Challenge: Keep only the lines of the listing that include the word "woman", and copy them.

Dataset items:
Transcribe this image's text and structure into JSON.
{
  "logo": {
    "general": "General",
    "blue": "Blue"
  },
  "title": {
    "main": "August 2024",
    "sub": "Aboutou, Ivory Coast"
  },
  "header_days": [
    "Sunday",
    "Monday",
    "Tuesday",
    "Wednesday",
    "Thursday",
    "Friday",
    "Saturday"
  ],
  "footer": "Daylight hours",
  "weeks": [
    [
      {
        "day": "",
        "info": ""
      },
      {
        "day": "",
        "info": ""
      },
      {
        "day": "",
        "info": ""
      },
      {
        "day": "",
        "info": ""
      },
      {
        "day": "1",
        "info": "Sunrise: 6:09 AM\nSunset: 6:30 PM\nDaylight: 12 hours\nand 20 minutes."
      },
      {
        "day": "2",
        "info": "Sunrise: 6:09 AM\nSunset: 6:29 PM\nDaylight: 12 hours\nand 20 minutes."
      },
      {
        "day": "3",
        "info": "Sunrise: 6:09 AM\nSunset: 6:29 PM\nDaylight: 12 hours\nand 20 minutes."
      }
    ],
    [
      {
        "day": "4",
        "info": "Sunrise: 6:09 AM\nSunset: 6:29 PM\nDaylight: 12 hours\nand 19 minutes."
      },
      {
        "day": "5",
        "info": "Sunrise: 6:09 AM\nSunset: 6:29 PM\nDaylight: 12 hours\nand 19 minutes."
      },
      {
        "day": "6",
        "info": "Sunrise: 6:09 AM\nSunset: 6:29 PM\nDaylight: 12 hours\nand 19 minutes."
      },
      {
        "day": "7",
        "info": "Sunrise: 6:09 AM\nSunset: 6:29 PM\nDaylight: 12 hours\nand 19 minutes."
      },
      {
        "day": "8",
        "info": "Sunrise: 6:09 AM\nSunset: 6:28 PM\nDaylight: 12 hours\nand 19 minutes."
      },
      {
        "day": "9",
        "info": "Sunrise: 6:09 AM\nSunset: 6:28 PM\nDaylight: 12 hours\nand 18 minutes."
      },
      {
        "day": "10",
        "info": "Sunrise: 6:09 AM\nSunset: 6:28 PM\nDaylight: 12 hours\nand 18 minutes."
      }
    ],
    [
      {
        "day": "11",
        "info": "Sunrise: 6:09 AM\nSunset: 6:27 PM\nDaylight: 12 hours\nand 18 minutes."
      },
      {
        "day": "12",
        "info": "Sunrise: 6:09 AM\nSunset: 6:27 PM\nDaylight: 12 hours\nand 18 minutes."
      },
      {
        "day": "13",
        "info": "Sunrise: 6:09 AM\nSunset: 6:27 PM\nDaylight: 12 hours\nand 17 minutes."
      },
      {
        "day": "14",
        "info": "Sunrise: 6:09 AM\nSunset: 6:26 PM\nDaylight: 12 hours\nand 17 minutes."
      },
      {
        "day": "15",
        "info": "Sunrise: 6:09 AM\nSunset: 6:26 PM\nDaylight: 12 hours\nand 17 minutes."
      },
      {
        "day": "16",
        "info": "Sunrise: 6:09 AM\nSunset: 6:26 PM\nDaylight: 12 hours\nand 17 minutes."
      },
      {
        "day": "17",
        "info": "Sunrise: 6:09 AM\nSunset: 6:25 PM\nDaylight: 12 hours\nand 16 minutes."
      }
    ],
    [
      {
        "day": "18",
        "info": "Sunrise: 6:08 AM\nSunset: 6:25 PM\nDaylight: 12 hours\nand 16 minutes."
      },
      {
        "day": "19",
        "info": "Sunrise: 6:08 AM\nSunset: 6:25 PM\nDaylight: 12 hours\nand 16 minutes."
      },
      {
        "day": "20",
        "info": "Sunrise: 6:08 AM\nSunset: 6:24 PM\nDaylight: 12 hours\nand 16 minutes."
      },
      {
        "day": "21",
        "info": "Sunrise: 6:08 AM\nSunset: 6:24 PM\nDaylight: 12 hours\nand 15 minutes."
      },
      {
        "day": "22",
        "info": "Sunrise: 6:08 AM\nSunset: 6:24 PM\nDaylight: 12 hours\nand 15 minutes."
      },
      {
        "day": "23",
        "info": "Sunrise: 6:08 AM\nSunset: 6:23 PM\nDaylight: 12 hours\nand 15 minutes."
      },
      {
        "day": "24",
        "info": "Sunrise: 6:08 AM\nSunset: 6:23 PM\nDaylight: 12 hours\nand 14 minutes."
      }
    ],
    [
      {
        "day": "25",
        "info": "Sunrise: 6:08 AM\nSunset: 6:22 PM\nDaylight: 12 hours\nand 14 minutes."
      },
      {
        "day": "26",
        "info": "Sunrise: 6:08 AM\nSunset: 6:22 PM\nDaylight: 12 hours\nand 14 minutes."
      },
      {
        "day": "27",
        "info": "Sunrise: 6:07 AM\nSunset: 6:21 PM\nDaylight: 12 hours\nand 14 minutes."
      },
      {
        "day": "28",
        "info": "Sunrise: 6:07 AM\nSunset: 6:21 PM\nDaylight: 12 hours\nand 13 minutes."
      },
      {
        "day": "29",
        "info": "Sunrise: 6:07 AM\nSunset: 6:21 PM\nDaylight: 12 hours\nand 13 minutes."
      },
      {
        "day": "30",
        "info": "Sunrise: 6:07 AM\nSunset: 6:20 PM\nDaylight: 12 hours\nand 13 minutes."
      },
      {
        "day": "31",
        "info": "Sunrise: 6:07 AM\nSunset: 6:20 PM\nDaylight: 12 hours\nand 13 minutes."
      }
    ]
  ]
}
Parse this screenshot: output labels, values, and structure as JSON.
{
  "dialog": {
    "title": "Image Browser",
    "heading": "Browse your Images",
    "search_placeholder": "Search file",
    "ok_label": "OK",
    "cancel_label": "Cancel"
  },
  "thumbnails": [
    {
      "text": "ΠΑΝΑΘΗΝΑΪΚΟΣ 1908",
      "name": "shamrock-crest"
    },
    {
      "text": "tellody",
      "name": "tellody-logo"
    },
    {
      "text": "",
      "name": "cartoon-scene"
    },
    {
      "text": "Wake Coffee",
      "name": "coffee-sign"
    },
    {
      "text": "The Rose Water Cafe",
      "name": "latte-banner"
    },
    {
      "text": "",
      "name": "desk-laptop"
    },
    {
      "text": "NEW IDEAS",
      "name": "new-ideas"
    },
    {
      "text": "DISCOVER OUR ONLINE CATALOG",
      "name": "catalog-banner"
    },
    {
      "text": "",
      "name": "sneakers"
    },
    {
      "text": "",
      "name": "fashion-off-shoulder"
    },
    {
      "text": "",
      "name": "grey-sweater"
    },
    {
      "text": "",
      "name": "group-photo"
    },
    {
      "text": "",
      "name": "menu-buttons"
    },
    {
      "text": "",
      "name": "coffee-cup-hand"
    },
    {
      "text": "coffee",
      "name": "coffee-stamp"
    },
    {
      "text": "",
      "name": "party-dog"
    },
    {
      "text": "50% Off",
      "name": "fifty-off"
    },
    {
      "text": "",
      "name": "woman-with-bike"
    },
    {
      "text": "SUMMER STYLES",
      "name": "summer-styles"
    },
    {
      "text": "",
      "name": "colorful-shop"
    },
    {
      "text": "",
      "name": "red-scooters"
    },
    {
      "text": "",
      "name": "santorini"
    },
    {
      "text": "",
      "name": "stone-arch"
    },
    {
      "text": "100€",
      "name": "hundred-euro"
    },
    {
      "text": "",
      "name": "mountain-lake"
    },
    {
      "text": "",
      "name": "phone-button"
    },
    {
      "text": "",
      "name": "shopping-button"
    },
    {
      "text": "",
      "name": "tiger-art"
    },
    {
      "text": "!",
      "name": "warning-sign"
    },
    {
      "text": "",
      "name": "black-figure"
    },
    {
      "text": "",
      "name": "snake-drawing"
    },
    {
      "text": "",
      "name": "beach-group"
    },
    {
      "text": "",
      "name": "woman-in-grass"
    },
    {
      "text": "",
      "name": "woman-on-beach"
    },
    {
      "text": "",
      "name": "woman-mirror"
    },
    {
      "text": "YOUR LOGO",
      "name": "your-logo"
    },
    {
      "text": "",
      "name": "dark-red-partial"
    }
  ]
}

Expected output:
      "name": "woman-with-bike"
      "name": "woman-in-grass"
      "name": "woman-on-beach"
      "name": "woman-mirror"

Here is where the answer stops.